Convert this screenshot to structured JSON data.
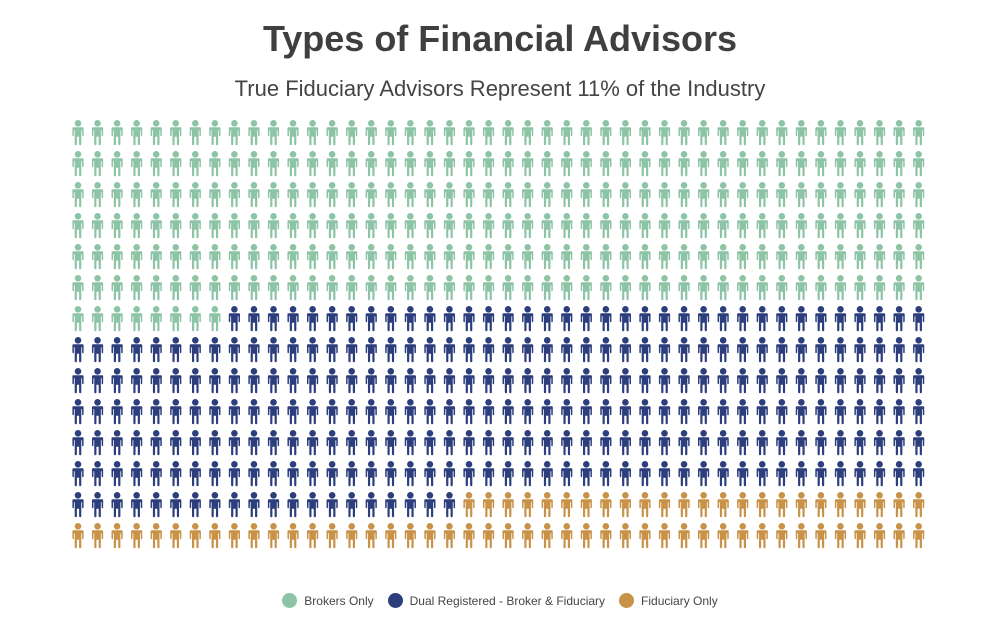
{
  "chart_data": {
    "type": "waffle",
    "title": "Types of Financial Advisors",
    "subtitle": "True Fiduciary Advisors Represent 11% of the Industry",
    "grid": {
      "rows": 14,
      "columns": 44,
      "total_icons": 616
    },
    "series": [
      {
        "name": "Brokers Only",
        "count": 272,
        "color": "#8dc4a5"
      },
      {
        "name": "Dual Registered - Broker & Fiduciary",
        "count": 276,
        "color": "#2d3e7d"
      },
      {
        "name": "Fiduciary Only",
        "count": 68,
        "color": "#c99249"
      }
    ],
    "legend_position": "bottom-center",
    "icon": "person-icon"
  }
}
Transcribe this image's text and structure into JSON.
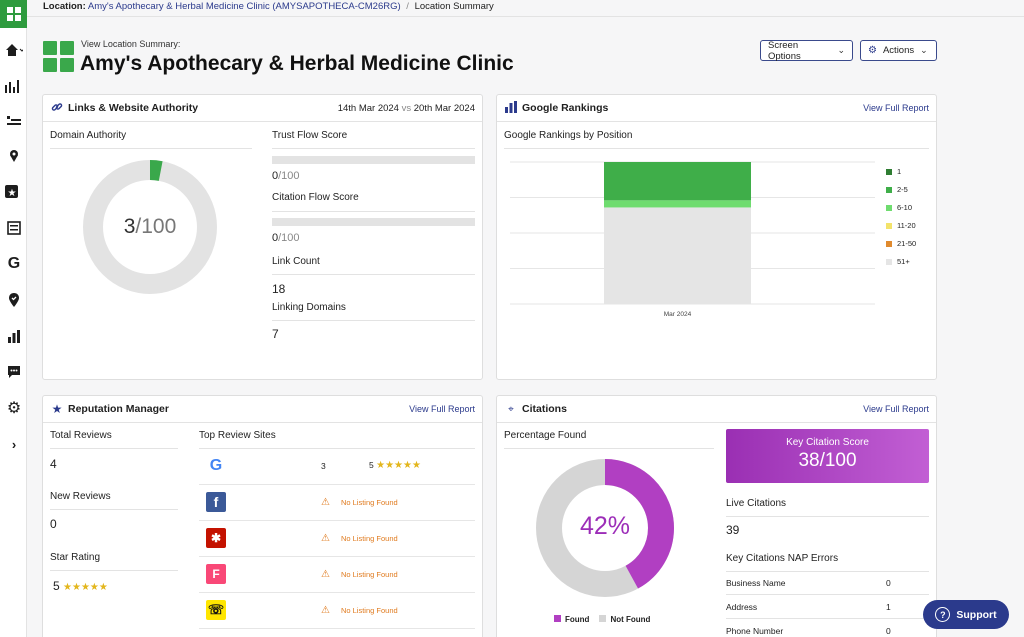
{
  "breadcrumb": {
    "label": "Location:",
    "location": "Amy's Apothecary & Herbal Medicine Clinic (AMYSAPOTHECA-CM26RG)",
    "separator": "/",
    "current": "Location Summary"
  },
  "header": {
    "subtitle": "View Location Summary:",
    "title": "Amy's Apothecary & Herbal Medicine Clinic",
    "screen_options": "Screen Options",
    "actions": "Actions"
  },
  "sidebar": {
    "icons": [
      "grid-icon",
      "home-icon",
      "chart-icon",
      "rankings-icon",
      "map-pin-icon",
      "star-icon",
      "list-icon",
      "google-icon",
      "location-icon",
      "bar-chart-icon",
      "chat-icon",
      "gear-icon",
      "chevron-right-icon"
    ]
  },
  "links": {
    "title": "Links & Website Authority",
    "date_from": "14th Mar 2024",
    "vs": "vs",
    "date_to": "20th Mar 2024",
    "domain_authority_label": "Domain Authority",
    "domain_authority_value": "3",
    "domain_authority_max": "/100",
    "domain_authority_fraction": 0.03,
    "trust_flow_label": "Trust Flow Score",
    "trust_flow_value": "0",
    "trust_flow_max": "/100",
    "citation_flow_label": "Citation Flow Score",
    "citation_flow_value": "0",
    "citation_flow_max": "/100",
    "link_count_label": "Link Count",
    "link_count_value": "18",
    "linking_domains_label": "Linking Domains",
    "linking_domains_value": "7",
    "colors": {
      "accent": "#3aa84b",
      "track": "#e3e3e3"
    }
  },
  "google": {
    "title": "Google Rankings",
    "view_link": "View Full Report",
    "subtitle": "Google Rankings by Position",
    "chart_data": {
      "type": "bar",
      "stacked": true,
      "categories": [
        "Mar 2024"
      ],
      "series": [
        {
          "name": "1",
          "color": "#2f7d32",
          "values": [
            0
          ]
        },
        {
          "name": "2-5",
          "color": "#3fae49",
          "values": [
            27
          ]
        },
        {
          "name": "6-10",
          "color": "#6fdc6f",
          "values": [
            5
          ]
        },
        {
          "name": "11-20",
          "color": "#f3e36b",
          "values": [
            0
          ]
        },
        {
          "name": "21-50",
          "color": "#e08a2e",
          "values": [
            0
          ]
        },
        {
          "name": "51+",
          "color": "#e5e5e5",
          "values": [
            68
          ]
        }
      ],
      "ylim": [
        0,
        100
      ],
      "grid": true,
      "legend": "right"
    }
  },
  "reputation": {
    "title": "Reputation Manager",
    "view_link": "View Full Report",
    "total_reviews_label": "Total Reviews",
    "total_reviews_value": "4",
    "new_reviews_label": "New Reviews",
    "new_reviews_value": "0",
    "star_rating_label": "Star Rating",
    "star_rating_value": "5",
    "stars": "★★★★★",
    "top_sites_label": "Top Review Sites",
    "sites": [
      {
        "icon": "google-icon",
        "count": "3",
        "rating": "5",
        "stars": "★★★★★"
      },
      {
        "icon": "facebook-icon",
        "status": "No Listing Found"
      },
      {
        "icon": "yelp-icon",
        "status": "No Listing Found"
      },
      {
        "icon": "foursquare-icon",
        "status": "No Listing Found"
      },
      {
        "icon": "yellowpages-icon",
        "status": "No Listing Found"
      }
    ]
  },
  "citations": {
    "title": "Citations",
    "view_link": "View Full Report",
    "percentage_label": "Percentage Found",
    "percentage_value": "42%",
    "found_fraction": 0.42,
    "legend_found": "Found",
    "legend_not_found": "Not Found",
    "colors": {
      "found": "#b13fc2",
      "not_found": "#d5d5d5"
    },
    "kcs_label": "Key Citation Score",
    "kcs_value": "38/100",
    "live_label": "Live Citations",
    "live_value": "39",
    "nap_label": "Key Citations NAP Errors",
    "nap_rows": [
      {
        "label": "Business Name",
        "value": "0"
      },
      {
        "label": "Address",
        "value": "1"
      },
      {
        "label": "Phone Number",
        "value": "0"
      }
    ]
  },
  "support": {
    "label": "Support"
  }
}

_ _ _ _

• [OBJECTIVE] Each line of the material must be retyped exactly, except that images are omitted.

• [RIGHT ANSWER]
Convert this screenshot to structured JSON data.
{
  "chart_data": {
    "type": "waffle",
    "title": "Types of Financial Advisors",
    "subtitle": "True Fiduciary Advisors Represent 11% of the Industry",
    "grid": {
      "rows": 14,
      "columns": 44,
      "total_icons": 616
    },
    "series": [
      {
        "name": "Brokers Only",
        "count": 272,
        "color": "#8dc4a5"
      },
      {
        "name": "Dual Registered - Broker & Fiduciary",
        "count": 276,
        "color": "#2d3e7d"
      },
      {
        "name": "Fiduciary Only",
        "count": 68,
        "color": "#c99249"
      }
    ],
    "legend_position": "bottom-center",
    "icon": "person-icon"
  }
}
Transcribe this image's text and structure into JSON.
{
  "breadcrumb": {
    "label": "Location:",
    "location": "Amy's Apothecary & Herbal Medicine Clinic (AMYSAPOTHECA-CM26RG)",
    "separator": "/",
    "current": "Location Summary"
  },
  "header": {
    "subtitle": "View Location Summary:",
    "title": "Amy's Apothecary & Herbal Medicine Clinic",
    "screen_options": "Screen Options",
    "actions": "Actions"
  },
  "sidebar": {
    "icons": [
      "grid-icon",
      "home-icon",
      "chart-icon",
      "rankings-icon",
      "map-pin-icon",
      "star-icon",
      "list-icon",
      "google-icon",
      "location-icon",
      "bar-chart-icon",
      "chat-icon",
      "gear-icon",
      "chevron-right-icon"
    ]
  },
  "links": {
    "title": "Links & Website Authority",
    "date_from": "14th Mar 2024",
    "vs": "vs",
    "date_to": "20th Mar 2024",
    "domain_authority_label": "Domain Authority",
    "domain_authority_value": "3",
    "domain_authority_max": "/100",
    "domain_authority_fraction": 0.03,
    "trust_flow_label": "Trust Flow Score",
    "trust_flow_value": "0",
    "trust_flow_max": "/100",
    "citation_flow_label": "Citation Flow Score",
    "citation_flow_value": "0",
    "citation_flow_max": "/100",
    "link_count_label": "Link Count",
    "link_count_value": "18",
    "linking_domains_label": "Linking Domains",
    "linking_domains_value": "7",
    "colors": {
      "accent": "#3aa84b",
      "track": "#e3e3e3"
    }
  },
  "google": {
    "title": "Google Rankings",
    "view_link": "View Full Report",
    "subtitle": "Google Rankings by Position",
    "chart_data": {
      "type": "bar",
      "stacked": true,
      "categories": [
        "Mar 2024"
      ],
      "series": [
        {
          "name": "1",
          "color": "#2f7d32",
          "values": [
            0
          ]
        },
        {
          "name": "2-5",
          "color": "#3fae49",
          "values": [
            27
          ]
        },
        {
          "name": "6-10",
          "color": "#6fdc6f",
          "values": [
            5
          ]
        },
        {
          "name": "11-20",
          "color": "#f3e36b",
          "values": [
            0
          ]
        },
        {
          "name": "21-50",
          "color": "#e08a2e",
          "values": [
            0
          ]
        },
        {
          "name": "51+",
          "color": "#e5e5e5",
          "values": [
            68
          ]
        }
      ],
      "ylim": [
        0,
        100
      ],
      "grid": true,
      "legend": "right"
    }
  },
  "reputation": {
    "title": "Reputation Manager",
    "view_link": "View Full Report",
    "total_reviews_label": "Total Reviews",
    "total_reviews_value": "4",
    "new_reviews_label": "New Reviews",
    "new_reviews_value": "0",
    "star_rating_label": "Star Rating",
    "star_rating_value": "5",
    "stars": "★★★★★",
    "top_sites_label": "Top Review Sites",
    "sites": [
      {
        "icon": "google-icon",
        "count": "3",
        "rating": "5",
        "stars": "★★★★★"
      },
      {
        "icon": "facebook-icon",
        "status": "No Listing Found"
      },
      {
        "icon": "yelp-icon",
        "status": "No Listing Found"
      },
      {
        "icon": "foursquare-icon",
        "status": "No Listing Found"
      },
      {
        "icon": "yellowpages-icon",
        "status": "No Listing Found"
      }
    ]
  },
  "citations": {
    "title": "Citations",
    "view_link": "View Full Report",
    "percentage_label": "Percentage Found",
    "percentage_value": "42%",
    "found_fraction": 0.42,
    "legend_found": "Found",
    "legend_not_found": "Not Found",
    "colors": {
      "found": "#b13fc2",
      "not_found": "#d5d5d5"
    },
    "kcs_label": "Key Citation Score",
    "kcs_value": "38/100",
    "live_label": "Live Citations",
    "live_value": "39",
    "nap_label": "Key Citations NAP Errors",
    "nap_rows": [
      {
        "label": "Business Name",
        "value": "0"
      },
      {
        "label": "Address",
        "value": "1"
      },
      {
        "label": "Phone Number",
        "value": "0"
      }
    ]
  },
  "support": {
    "label": "Support"
  }
}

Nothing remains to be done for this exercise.